→ Goal of the exercise: Repeat each entry in full, exactly.
----------
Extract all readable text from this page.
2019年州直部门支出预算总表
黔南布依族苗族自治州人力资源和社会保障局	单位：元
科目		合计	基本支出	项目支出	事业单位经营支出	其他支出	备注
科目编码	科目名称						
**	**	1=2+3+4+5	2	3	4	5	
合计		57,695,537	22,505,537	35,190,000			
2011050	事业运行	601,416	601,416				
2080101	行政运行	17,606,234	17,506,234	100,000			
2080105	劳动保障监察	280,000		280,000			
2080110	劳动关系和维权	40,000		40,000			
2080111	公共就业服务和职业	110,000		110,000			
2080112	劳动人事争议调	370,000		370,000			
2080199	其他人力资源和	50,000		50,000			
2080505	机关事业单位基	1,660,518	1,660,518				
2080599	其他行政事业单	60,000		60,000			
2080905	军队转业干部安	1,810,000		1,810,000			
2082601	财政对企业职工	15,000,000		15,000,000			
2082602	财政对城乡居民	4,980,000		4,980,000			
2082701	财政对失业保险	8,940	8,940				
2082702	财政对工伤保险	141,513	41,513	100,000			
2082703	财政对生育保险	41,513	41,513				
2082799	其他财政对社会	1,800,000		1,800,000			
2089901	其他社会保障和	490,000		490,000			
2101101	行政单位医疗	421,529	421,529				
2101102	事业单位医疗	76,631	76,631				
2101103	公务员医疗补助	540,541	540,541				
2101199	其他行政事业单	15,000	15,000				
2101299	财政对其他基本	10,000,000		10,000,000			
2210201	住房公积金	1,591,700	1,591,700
----------
→ Output of the task:
Extract all readable text from this page.
2019年州直部门支出预算总表
黔南布依族苗族自治州人力资源和社会保障局	单位：元
科目		合计	基本支出	项目支出	事业单位经营支出	其他支出	备注
科目编码	科目名称						
**	**	1=2+3+4+5	2	3	4	5	
合计		57,695,537	22,505,537	35,190,000			
2011050	事业运行	601,416	601,416				
2080101	行政运行	17,606,234	17,506,234	100,000			
2080105	劳动保障监察	280,000		280,000			
2080110	劳动关系和维权	40,000		40,000			
2080111	公共就业服务和职业	110,000		110,000			
2080112	劳动人事争议调	370,000		370,000			
2080199	其他人力资源和	50,000		50,000			
2080505	机关事业单位基	1,660,518	1,660,518				
2080599	其他行政事业单	60,000		60,000			
2080905	军队转业干部安	1,810,000		1,810,000			
2082601	财政对企业职工	15,000,000		15,000,000			
2082602	财政对城乡居民	4,980,000		4,980,000			
2082701	财政对失业保险	8,940	8,940				
2082702	财政对工伤保险	141,513	41,513	100,000			
2082703	财政对生育保险	41,513	41,513				
2082799	其他财政对社会	1,800,000		1,800,000			
2089901	其他社会保障和	490,000		490,000			
2101101	行政单位医疗	421,529	421,529				
2101102	事业单位医疗	76,631	76,631				
2101103	公务员医疗补助	540,541	540,541				
2101199	其他行政事业单	15,000	15,000				
2101299	财政对其他基本	10,000,000		10,000,000			
2210201	住房公积金	1,591,700	1,591,700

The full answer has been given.